> **Extracted data**:
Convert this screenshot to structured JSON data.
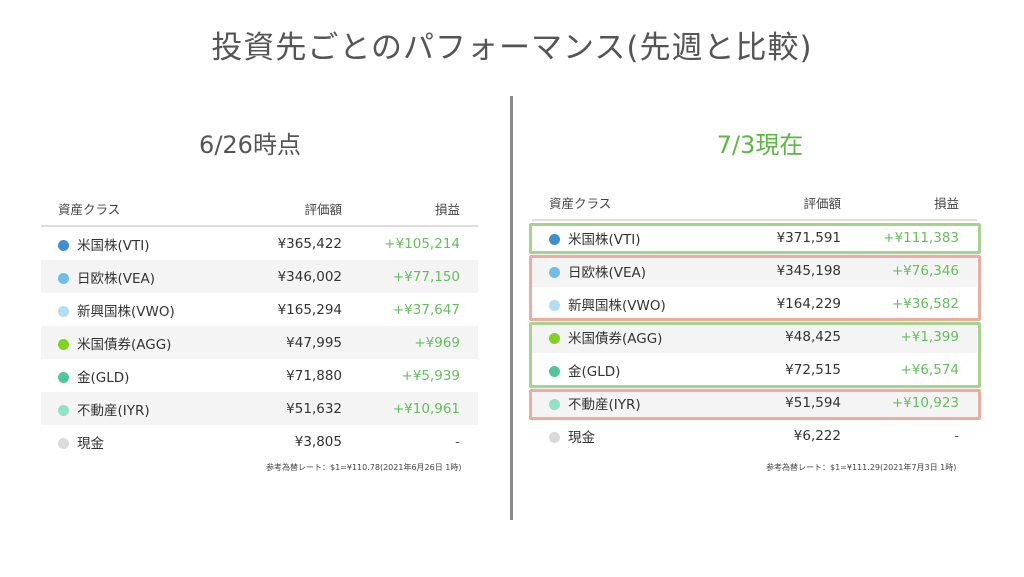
{
  "page_title": "投資先ごとのパフォーマンス(先週と比較)",
  "left": {
    "title": "6/26時点",
    "headers": {
      "asset": "資産クラス",
      "value": "評価額",
      "gain": "損益"
    },
    "rows": [
      {
        "name": "米国株(VTI)",
        "value": "¥365,422",
        "gain": "+¥105,214",
        "dot": "#3d8fd1"
      },
      {
        "name": "日欧株(VEA)",
        "value": "¥346,002",
        "gain": "+¥77,150",
        "dot": "#6fbde8"
      },
      {
        "name": "新興国株(VWO)",
        "value": "¥165,294",
        "gain": "+¥37,647",
        "dot": "#b3dcf5"
      },
      {
        "name": "米国債券(AGG)",
        "value": "¥47,995",
        "gain": "+¥969",
        "dot": "#7ed321"
      },
      {
        "name": "金(GLD)",
        "value": "¥71,880",
        "gain": "+¥5,939",
        "dot": "#4fc79a"
      },
      {
        "name": "不動産(IYR)",
        "value": "¥51,632",
        "gain": "+¥10,961",
        "dot": "#92e2c6"
      },
      {
        "name": "現金",
        "value": "¥3,805",
        "gain": "-",
        "dot": "#dadada"
      }
    ],
    "note": "参考為替レート：$1=¥110.78(2021年6月26日 1時)"
  },
  "right": {
    "title": "7/3現在",
    "headers": {
      "asset": "資産クラス",
      "value": "評価額",
      "gain": "損益"
    },
    "rows": [
      {
        "name": "米国株(VTI)",
        "value": "¥371,591",
        "gain": "+¥111,383",
        "dot": "#3d8fd1"
      },
      {
        "name": "日欧株(VEA)",
        "value": "¥345,198",
        "gain": "+¥76,346",
        "dot": "#6fbde8"
      },
      {
        "name": "新興国株(VWO)",
        "value": "¥164,229",
        "gain": "+¥36,582",
        "dot": "#b3dcf5"
      },
      {
        "name": "米国債券(AGG)",
        "value": "¥48,425",
        "gain": "+¥1,399",
        "dot": "#7ed321"
      },
      {
        "name": "金(GLD)",
        "value": "¥72,515",
        "gain": "+¥6,574",
        "dot": "#4fc79a"
      },
      {
        "name": "不動産(IYR)",
        "value": "¥51,594",
        "gain": "+¥10,923",
        "dot": "#92e2c6"
      },
      {
        "name": "現金",
        "value": "¥6,222",
        "gain": "-",
        "dot": "#dadada"
      }
    ],
    "note": "参考為替レート：$1=¥111.29(2021年7月3日 1時)"
  },
  "colors": {
    "gain": "#63c05a",
    "highlight_up": "#a5d48f",
    "highlight_down": "#eeaba0",
    "right_title": "#5bb842"
  }
}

> **The problem**: Reproduce the material word for word. Any pictures should be left out of the copy.

> **Output of the task**:
Convert this screenshot to structured JSON data.
{
  "page_title": "投資先ごとのパフォーマンス(先週と比較)",
  "left": {
    "title": "6/26時点",
    "headers": {
      "asset": "資産クラス",
      "value": "評価額",
      "gain": "損益"
    },
    "rows": [
      {
        "name": "米国株(VTI)",
        "value": "¥365,422",
        "gain": "+¥105,214",
        "dot": "#3d8fd1"
      },
      {
        "name": "日欧株(VEA)",
        "value": "¥346,002",
        "gain": "+¥77,150",
        "dot": "#6fbde8"
      },
      {
        "name": "新興国株(VWO)",
        "value": "¥165,294",
        "gain": "+¥37,647",
        "dot": "#b3dcf5"
      },
      {
        "name": "米国債券(AGG)",
        "value": "¥47,995",
        "gain": "+¥969",
        "dot": "#7ed321"
      },
      {
        "name": "金(GLD)",
        "value": "¥71,880",
        "gain": "+¥5,939",
        "dot": "#4fc79a"
      },
      {
        "name": "不動産(IYR)",
        "value": "¥51,632",
        "gain": "+¥10,961",
        "dot": "#92e2c6"
      },
      {
        "name": "現金",
        "value": "¥3,805",
        "gain": "-",
        "dot": "#dadada"
      }
    ],
    "note": "参考為替レート：$1=¥110.78(2021年6月26日 1時)"
  },
  "right": {
    "title": "7/3現在",
    "headers": {
      "asset": "資産クラス",
      "value": "評価額",
      "gain": "損益"
    },
    "rows": [
      {
        "name": "米国株(VTI)",
        "value": "¥371,591",
        "gain": "+¥111,383",
        "dot": "#3d8fd1"
      },
      {
        "name": "日欧株(VEA)",
        "value": "¥345,198",
        "gain": "+¥76,346",
        "dot": "#6fbde8"
      },
      {
        "name": "新興国株(VWO)",
        "value": "¥164,229",
        "gain": "+¥36,582",
        "dot": "#b3dcf5"
      },
      {
        "name": "米国債券(AGG)",
        "value": "¥48,425",
        "gain": "+¥1,399",
        "dot": "#7ed321"
      },
      {
        "name": "金(GLD)",
        "value": "¥72,515",
        "gain": "+¥6,574",
        "dot": "#4fc79a"
      },
      {
        "name": "不動産(IYR)",
        "value": "¥51,594",
        "gain": "+¥10,923",
        "dot": "#92e2c6"
      },
      {
        "name": "現金",
        "value": "¥6,222",
        "gain": "-",
        "dot": "#dadada"
      }
    ],
    "note": "参考為替レート：$1=¥111.29(2021年7月3日 1時)"
  },
  "colors": {
    "gain": "#63c05a",
    "highlight_up": "#a5d48f",
    "highlight_down": "#eeaba0",
    "right_title": "#5bb842"
  }
}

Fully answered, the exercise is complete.